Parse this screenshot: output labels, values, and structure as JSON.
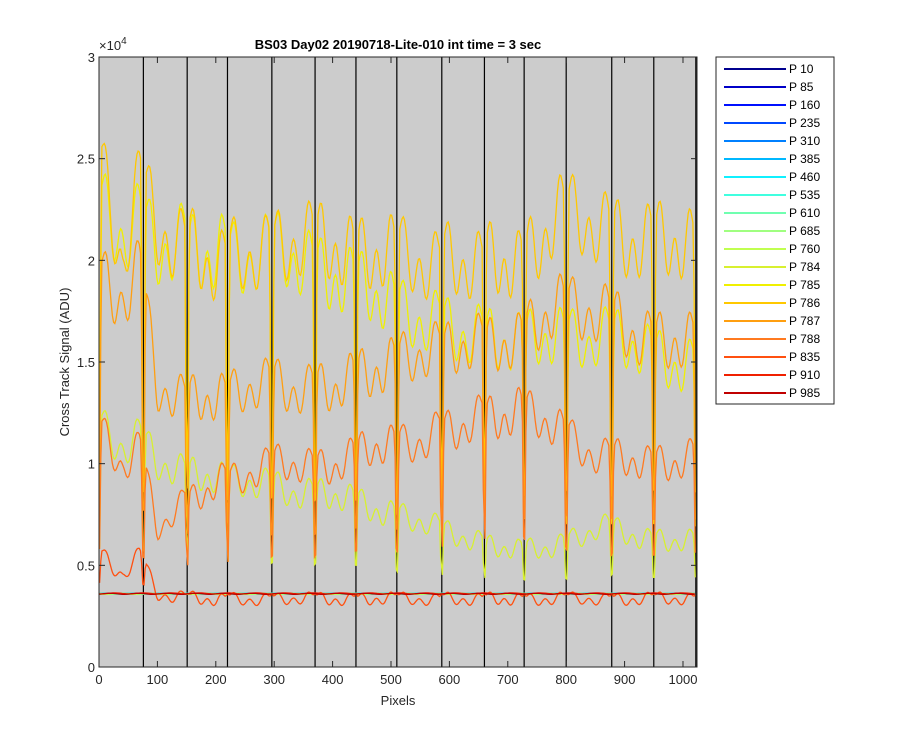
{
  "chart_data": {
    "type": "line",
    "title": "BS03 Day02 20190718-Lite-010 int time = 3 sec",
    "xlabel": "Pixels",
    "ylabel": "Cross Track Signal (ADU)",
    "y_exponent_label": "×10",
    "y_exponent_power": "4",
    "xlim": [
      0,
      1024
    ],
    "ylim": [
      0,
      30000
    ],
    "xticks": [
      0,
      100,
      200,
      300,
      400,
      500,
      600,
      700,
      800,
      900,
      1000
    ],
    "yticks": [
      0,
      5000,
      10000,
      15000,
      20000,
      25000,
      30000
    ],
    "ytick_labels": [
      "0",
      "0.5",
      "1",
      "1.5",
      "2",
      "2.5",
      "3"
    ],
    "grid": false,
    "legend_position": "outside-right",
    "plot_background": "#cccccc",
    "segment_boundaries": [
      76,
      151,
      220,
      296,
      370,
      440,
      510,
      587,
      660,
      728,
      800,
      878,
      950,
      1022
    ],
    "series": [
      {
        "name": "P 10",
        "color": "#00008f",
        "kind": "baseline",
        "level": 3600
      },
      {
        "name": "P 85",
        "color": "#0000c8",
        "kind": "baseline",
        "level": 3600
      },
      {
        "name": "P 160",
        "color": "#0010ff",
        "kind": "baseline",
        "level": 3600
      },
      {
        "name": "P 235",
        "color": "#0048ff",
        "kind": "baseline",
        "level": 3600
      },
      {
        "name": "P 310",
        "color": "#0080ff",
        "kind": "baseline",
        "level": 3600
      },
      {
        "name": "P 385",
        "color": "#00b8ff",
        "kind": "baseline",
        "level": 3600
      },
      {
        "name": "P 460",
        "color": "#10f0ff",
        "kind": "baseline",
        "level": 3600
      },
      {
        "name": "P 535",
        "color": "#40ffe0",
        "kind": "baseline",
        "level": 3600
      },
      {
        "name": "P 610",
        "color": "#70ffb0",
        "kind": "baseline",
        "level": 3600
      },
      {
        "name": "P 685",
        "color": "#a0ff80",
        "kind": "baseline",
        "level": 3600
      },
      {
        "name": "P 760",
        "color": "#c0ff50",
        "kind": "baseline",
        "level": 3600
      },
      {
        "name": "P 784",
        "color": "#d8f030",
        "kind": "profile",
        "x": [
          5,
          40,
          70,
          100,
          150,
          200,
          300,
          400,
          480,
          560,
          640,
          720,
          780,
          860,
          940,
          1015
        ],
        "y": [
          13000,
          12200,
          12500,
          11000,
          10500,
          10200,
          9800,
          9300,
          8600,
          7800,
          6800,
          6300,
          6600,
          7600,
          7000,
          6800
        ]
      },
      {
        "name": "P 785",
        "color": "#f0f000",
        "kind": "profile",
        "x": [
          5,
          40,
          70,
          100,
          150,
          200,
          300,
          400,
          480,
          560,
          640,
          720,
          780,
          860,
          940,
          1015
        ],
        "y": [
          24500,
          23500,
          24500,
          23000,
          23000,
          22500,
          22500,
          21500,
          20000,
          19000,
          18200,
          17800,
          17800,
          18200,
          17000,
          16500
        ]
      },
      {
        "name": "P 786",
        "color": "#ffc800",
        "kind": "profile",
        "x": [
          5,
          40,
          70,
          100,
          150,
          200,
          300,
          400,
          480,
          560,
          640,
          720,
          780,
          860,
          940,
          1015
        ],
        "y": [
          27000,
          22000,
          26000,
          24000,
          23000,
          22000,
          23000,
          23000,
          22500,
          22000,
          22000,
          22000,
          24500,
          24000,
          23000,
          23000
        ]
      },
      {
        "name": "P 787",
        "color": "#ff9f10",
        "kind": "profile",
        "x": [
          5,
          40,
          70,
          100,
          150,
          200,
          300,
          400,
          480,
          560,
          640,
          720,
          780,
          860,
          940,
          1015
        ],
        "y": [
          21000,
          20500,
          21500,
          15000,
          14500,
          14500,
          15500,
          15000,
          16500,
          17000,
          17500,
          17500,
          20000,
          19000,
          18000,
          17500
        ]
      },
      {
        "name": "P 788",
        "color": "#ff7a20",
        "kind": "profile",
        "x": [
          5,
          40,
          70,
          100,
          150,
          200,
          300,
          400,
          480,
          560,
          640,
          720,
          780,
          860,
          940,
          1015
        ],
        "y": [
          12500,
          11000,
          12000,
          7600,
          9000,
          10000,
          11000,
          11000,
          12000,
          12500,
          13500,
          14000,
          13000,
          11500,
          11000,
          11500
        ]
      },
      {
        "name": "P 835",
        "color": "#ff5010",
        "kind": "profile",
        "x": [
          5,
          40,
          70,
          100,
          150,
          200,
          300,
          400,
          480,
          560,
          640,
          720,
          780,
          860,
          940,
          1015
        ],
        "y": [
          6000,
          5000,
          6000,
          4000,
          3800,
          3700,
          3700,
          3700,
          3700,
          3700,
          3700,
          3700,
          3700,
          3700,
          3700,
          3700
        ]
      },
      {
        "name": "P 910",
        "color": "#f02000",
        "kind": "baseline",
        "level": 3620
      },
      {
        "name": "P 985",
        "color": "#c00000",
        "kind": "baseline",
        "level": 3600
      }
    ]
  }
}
---
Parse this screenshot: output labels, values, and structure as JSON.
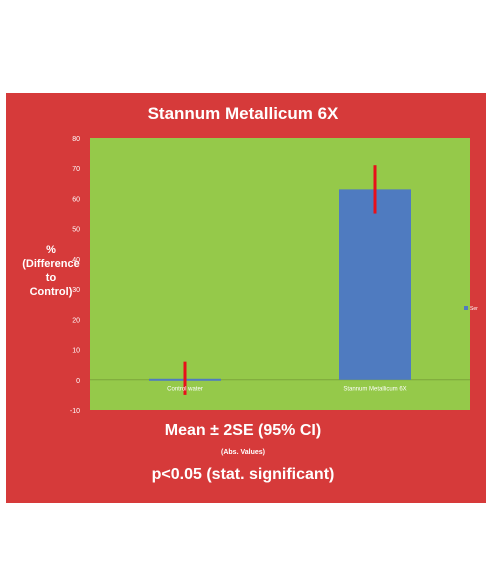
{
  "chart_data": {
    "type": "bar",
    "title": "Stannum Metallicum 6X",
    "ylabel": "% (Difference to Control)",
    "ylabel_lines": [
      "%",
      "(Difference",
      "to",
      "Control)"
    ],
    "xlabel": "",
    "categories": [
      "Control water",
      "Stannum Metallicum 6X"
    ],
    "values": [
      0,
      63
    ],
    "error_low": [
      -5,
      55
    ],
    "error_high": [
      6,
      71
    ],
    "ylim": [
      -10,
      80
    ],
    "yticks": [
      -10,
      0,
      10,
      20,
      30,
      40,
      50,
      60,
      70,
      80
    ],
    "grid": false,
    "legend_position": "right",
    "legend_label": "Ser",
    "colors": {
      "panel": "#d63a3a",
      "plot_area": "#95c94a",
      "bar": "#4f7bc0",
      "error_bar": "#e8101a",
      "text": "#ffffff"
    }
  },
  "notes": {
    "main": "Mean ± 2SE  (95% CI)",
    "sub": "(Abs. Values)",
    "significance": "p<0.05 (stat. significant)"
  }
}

§ **Instructions to follow**: Read the data above and pull out each line that holds the string "Stannum".

§ **The solution**:
    "title": "Stannum Metallicum 6X",
      "Stannum Metallicum 6X"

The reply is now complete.